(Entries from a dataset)
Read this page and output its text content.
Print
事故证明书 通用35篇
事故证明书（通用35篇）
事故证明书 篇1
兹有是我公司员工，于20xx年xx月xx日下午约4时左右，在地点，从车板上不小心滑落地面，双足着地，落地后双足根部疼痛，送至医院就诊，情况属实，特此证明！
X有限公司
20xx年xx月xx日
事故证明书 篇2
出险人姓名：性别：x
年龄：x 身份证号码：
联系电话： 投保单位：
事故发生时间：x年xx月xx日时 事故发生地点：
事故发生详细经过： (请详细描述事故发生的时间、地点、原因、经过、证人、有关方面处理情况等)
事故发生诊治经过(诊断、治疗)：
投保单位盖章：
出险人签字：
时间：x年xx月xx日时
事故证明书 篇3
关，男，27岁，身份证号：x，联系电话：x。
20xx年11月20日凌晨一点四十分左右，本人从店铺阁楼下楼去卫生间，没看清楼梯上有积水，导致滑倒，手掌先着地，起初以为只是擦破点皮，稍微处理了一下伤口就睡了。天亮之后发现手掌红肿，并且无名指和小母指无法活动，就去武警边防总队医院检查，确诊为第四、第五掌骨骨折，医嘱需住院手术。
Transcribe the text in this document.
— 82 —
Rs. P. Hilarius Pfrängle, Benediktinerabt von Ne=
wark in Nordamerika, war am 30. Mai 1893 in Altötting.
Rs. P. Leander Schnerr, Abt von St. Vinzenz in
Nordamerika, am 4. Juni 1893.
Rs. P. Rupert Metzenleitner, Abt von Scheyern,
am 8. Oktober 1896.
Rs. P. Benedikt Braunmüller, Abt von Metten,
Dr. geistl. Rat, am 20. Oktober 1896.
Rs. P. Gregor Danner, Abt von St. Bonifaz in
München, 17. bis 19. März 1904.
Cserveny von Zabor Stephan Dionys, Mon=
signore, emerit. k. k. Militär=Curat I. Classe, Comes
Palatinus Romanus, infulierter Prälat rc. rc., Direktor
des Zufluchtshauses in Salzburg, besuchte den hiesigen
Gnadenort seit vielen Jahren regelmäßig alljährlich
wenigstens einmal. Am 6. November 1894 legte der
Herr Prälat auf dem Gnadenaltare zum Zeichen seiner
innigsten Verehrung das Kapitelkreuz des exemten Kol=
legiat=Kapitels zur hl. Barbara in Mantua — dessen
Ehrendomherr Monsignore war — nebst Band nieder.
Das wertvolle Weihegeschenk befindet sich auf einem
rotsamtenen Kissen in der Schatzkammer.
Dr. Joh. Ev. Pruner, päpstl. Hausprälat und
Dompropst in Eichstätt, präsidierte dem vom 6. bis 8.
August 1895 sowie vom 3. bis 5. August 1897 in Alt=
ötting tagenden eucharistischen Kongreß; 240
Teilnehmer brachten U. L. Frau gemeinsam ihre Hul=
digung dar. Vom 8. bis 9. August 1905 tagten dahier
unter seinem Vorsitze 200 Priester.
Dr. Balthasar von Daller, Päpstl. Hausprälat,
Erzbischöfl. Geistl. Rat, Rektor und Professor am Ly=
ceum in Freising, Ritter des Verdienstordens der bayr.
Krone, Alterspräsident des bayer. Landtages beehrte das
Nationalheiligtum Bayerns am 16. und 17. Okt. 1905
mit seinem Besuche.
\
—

### Task brief
Out of the preceding entries, pull every line containing the string "Hausprälat".

### Result below
Dr. Joh. Ev. Pruner, päpstl. Hausprälat und
Dr. Balthasar von Daller, Päpstl. Hausprälat,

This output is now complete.